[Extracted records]

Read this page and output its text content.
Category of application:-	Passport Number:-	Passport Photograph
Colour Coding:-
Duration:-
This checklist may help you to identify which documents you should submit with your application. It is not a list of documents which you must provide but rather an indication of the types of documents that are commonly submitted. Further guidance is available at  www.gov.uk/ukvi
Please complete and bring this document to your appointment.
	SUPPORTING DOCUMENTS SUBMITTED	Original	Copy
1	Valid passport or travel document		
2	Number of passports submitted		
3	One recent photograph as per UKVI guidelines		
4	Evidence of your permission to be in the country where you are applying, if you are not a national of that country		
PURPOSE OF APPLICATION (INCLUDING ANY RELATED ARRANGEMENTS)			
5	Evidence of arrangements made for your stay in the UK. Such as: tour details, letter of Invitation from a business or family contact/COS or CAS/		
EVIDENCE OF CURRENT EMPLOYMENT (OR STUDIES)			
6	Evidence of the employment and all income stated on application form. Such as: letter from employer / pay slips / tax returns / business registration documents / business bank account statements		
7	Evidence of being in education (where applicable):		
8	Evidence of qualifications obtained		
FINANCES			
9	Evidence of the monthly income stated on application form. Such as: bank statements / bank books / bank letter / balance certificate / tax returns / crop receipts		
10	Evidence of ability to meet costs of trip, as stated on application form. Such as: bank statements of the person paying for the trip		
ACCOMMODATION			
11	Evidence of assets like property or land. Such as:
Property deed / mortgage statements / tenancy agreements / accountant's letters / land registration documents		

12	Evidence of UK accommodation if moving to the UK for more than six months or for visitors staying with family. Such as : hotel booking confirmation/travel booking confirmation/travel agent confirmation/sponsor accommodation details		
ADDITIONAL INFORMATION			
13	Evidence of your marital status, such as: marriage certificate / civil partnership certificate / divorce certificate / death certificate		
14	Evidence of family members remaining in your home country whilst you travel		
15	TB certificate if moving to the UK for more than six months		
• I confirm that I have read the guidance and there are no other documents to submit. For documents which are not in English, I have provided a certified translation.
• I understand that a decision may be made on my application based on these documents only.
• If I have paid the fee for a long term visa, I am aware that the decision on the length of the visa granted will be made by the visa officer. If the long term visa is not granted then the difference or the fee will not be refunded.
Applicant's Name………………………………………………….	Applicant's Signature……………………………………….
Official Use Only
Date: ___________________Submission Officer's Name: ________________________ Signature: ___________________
...
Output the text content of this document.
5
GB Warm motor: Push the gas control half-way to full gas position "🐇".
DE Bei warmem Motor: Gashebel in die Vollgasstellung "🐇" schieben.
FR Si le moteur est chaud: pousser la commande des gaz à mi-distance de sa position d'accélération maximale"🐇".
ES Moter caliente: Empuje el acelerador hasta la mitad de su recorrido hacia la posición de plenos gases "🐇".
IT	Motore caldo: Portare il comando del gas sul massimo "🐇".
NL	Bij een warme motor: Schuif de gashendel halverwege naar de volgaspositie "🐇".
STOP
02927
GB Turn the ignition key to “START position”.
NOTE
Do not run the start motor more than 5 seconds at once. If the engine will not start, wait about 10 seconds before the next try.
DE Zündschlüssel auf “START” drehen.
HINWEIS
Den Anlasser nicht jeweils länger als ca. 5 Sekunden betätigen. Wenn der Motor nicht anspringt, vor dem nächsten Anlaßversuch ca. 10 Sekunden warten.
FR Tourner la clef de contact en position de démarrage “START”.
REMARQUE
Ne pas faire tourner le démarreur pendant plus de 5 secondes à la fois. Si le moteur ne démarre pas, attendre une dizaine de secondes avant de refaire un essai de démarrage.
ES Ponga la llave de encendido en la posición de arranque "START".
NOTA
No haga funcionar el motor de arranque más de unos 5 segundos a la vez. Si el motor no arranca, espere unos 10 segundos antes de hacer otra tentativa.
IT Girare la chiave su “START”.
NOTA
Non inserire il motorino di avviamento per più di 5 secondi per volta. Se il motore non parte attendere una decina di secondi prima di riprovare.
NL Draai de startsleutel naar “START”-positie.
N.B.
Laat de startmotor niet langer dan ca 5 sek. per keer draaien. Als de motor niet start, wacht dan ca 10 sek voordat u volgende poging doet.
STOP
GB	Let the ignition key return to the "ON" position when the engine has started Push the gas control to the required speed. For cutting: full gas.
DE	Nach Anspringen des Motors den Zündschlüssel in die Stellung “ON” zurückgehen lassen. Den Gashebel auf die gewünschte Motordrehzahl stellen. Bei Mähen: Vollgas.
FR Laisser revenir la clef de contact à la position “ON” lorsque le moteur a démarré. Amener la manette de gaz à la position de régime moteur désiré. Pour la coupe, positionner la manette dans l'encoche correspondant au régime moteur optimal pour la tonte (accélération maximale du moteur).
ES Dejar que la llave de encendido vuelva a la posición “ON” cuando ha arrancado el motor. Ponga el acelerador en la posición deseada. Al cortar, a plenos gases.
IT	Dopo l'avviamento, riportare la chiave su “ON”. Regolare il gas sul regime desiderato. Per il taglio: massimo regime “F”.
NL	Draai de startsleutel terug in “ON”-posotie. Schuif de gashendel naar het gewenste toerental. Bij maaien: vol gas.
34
...
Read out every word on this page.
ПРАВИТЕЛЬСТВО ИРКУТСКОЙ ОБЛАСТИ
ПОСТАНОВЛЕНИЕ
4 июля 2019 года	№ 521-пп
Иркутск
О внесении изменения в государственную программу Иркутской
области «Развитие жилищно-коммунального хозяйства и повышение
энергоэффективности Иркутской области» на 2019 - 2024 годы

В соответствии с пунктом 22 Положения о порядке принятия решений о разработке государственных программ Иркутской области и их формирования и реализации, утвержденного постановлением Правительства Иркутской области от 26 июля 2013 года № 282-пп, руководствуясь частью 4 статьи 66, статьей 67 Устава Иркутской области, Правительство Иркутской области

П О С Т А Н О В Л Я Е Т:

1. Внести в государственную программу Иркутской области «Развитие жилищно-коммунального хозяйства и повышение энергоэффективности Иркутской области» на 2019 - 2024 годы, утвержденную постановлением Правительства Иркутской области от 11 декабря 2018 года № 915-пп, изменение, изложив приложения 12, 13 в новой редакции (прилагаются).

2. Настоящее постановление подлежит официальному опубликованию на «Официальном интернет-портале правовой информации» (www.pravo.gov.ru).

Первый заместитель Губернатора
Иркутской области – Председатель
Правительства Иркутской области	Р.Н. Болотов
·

→ **INSTRUCTIONS TO FOLLOW**
Give the number of lines above in which the word "months" occurs, with nothing else.

→ **COMPLETED EXERCISE**
2